INSTRUCTION
List all the lines in these records that hold "Program".

Dataset entries
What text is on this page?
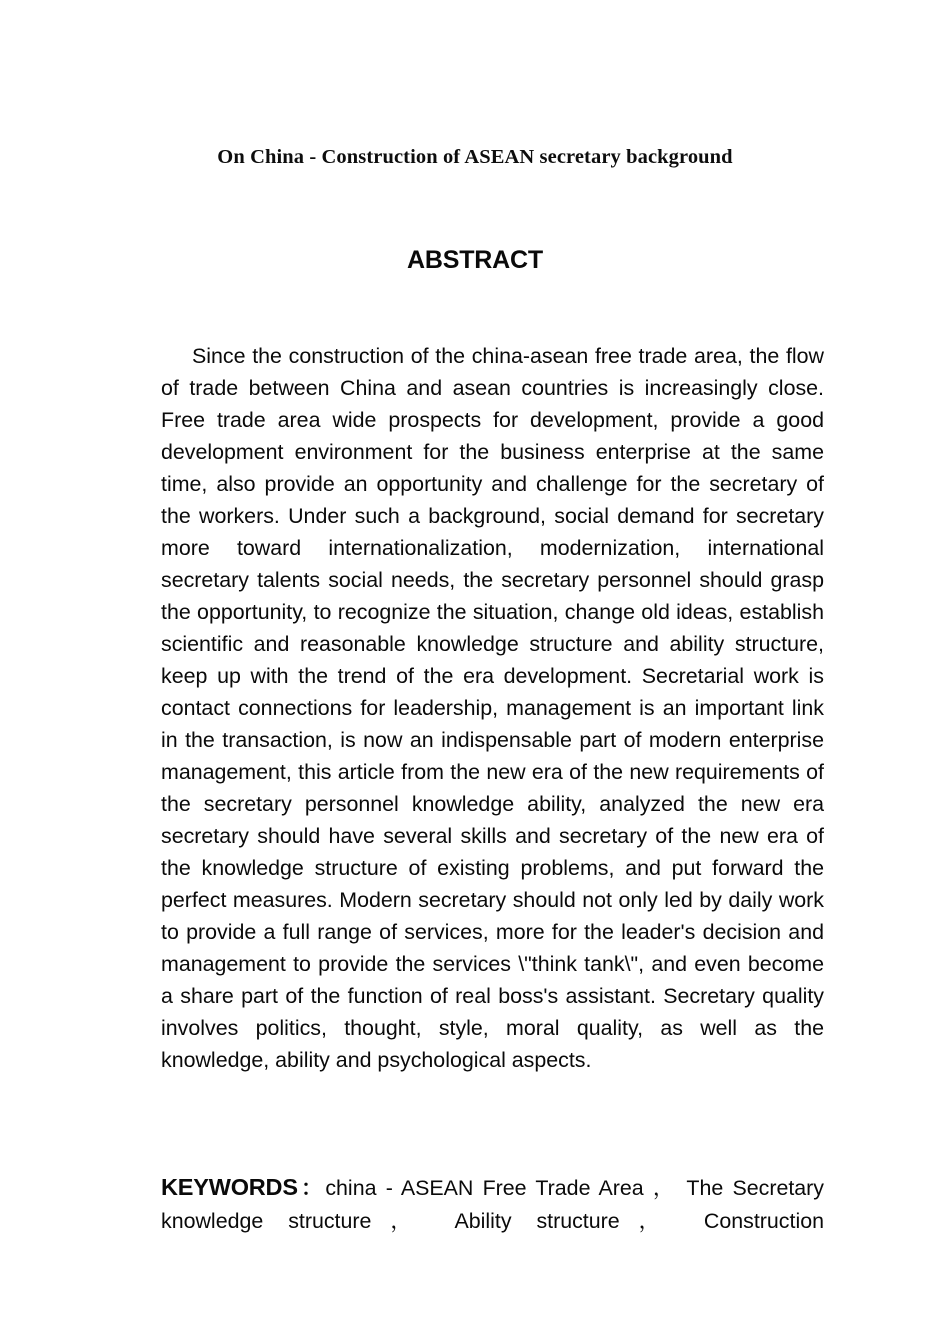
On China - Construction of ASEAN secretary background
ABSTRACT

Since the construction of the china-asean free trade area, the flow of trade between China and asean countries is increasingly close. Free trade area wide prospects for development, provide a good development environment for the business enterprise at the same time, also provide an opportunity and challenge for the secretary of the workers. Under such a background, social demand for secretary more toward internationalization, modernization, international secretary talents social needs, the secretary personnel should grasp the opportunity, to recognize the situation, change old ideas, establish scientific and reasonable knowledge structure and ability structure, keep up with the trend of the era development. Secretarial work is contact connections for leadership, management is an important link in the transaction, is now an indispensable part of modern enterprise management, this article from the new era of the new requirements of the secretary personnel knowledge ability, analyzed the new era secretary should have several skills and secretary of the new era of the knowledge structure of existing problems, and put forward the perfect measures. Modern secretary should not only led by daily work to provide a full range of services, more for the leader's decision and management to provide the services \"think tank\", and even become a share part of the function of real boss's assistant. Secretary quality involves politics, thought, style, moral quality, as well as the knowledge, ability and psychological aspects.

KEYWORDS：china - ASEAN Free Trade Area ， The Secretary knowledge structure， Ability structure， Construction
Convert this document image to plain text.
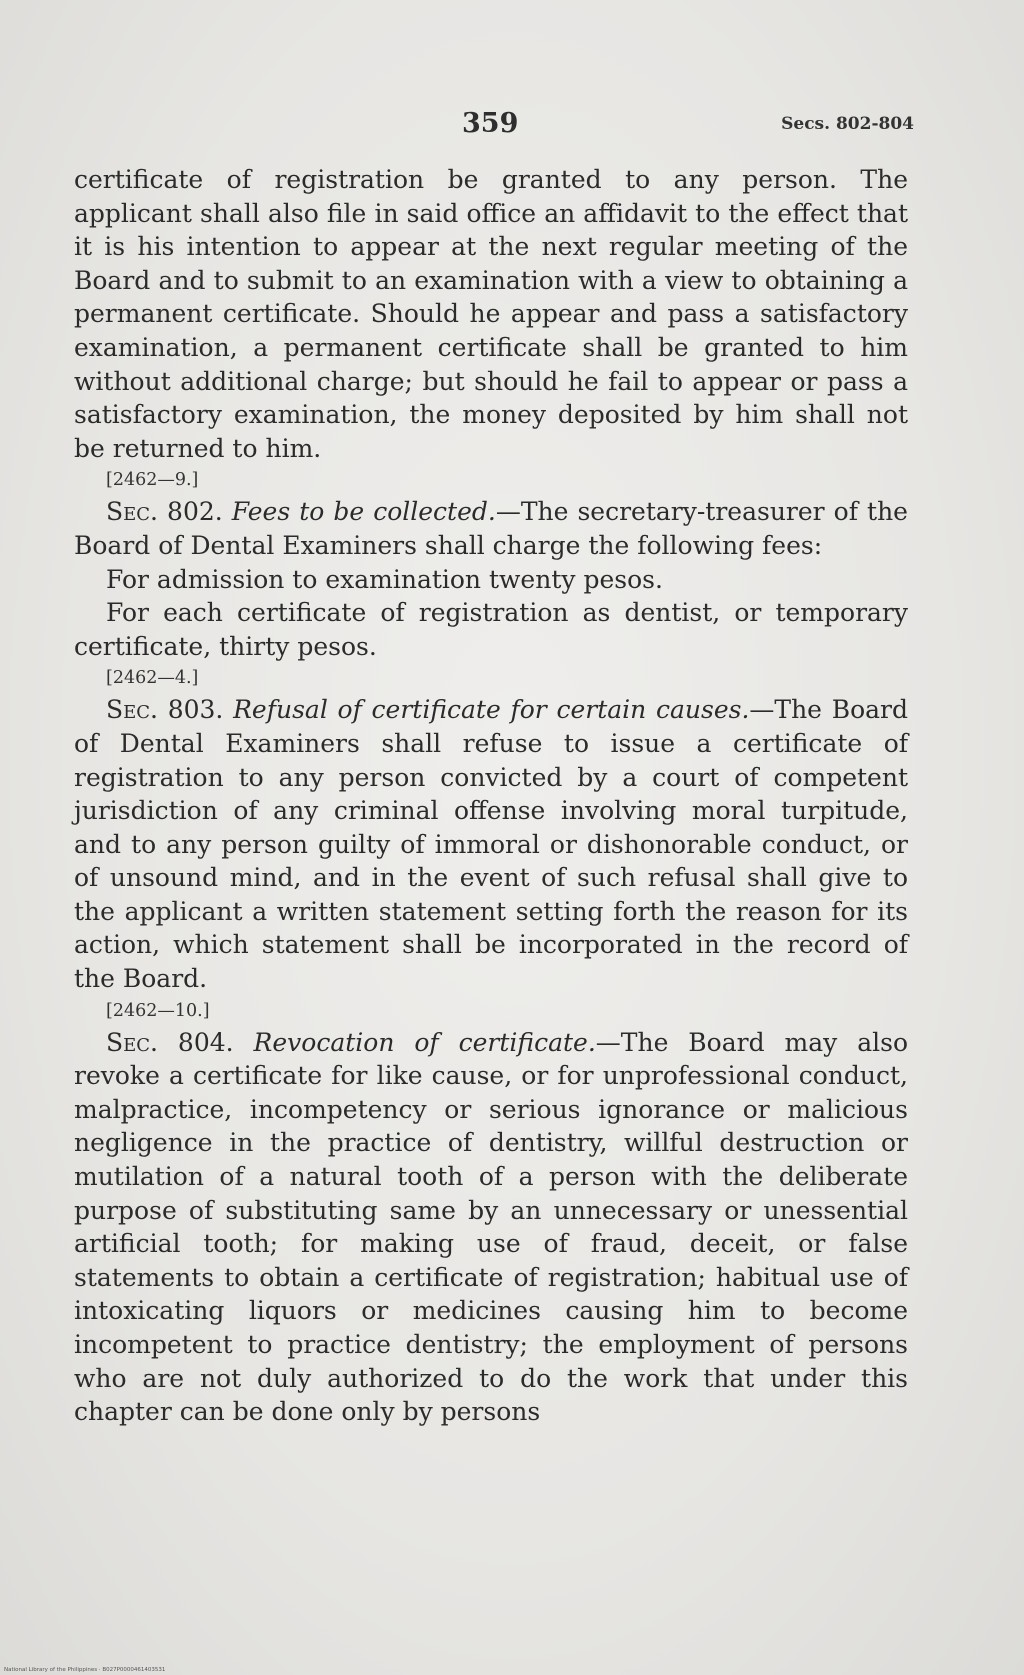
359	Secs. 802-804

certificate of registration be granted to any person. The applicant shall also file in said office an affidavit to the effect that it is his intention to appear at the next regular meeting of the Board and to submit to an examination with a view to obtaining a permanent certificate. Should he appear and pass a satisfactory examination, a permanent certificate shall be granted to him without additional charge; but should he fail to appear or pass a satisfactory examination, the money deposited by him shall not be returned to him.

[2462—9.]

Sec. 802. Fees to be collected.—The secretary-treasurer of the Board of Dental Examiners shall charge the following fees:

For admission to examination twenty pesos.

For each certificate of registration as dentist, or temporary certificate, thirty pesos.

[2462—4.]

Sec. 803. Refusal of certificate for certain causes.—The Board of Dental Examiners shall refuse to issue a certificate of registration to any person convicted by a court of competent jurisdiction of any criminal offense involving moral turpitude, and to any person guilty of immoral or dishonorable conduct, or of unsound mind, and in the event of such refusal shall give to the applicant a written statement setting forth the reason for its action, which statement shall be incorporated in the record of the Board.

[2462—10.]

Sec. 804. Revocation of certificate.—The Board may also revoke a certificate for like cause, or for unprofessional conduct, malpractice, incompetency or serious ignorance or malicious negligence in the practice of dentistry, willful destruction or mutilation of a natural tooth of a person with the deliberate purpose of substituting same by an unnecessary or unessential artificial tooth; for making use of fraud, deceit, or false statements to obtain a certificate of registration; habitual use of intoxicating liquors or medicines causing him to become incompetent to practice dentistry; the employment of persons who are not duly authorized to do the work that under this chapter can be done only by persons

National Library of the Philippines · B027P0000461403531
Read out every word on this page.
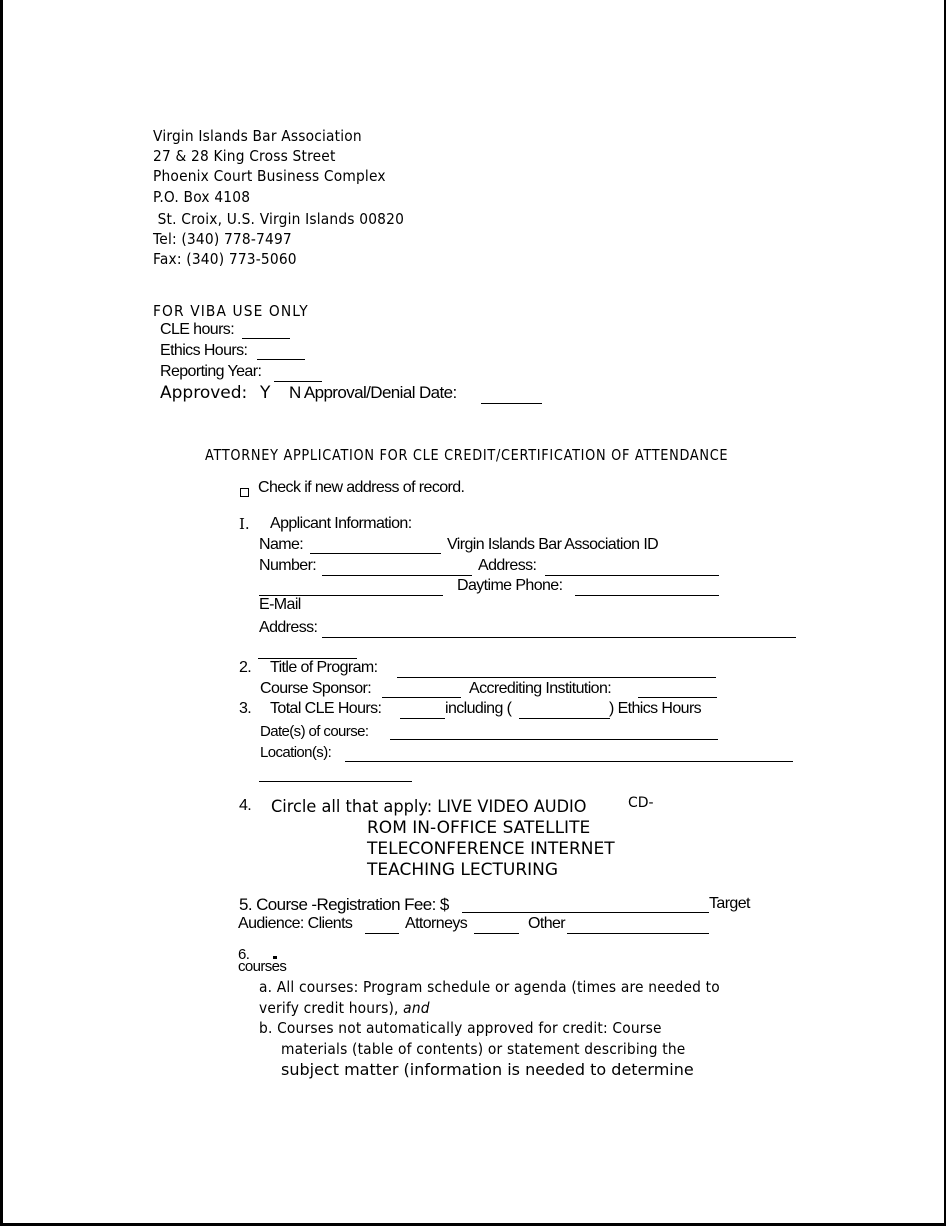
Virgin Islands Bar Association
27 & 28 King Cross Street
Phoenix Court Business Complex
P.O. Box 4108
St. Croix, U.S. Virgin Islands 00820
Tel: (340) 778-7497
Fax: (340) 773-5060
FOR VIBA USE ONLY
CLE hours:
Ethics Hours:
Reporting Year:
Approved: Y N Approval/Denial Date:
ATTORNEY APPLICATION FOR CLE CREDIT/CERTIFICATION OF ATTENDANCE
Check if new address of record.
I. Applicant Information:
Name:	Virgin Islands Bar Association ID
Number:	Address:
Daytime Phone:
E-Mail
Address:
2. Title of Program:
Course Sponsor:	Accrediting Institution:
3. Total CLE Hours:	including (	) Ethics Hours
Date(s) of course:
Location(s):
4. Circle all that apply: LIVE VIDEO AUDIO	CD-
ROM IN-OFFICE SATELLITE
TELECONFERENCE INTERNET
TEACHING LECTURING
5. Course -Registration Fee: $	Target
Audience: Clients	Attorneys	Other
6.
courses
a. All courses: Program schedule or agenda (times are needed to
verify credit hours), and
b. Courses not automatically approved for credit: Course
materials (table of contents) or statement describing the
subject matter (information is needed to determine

RESULT
2. Title of Program:
a. All courses: Program schedule or agenda (times are needed to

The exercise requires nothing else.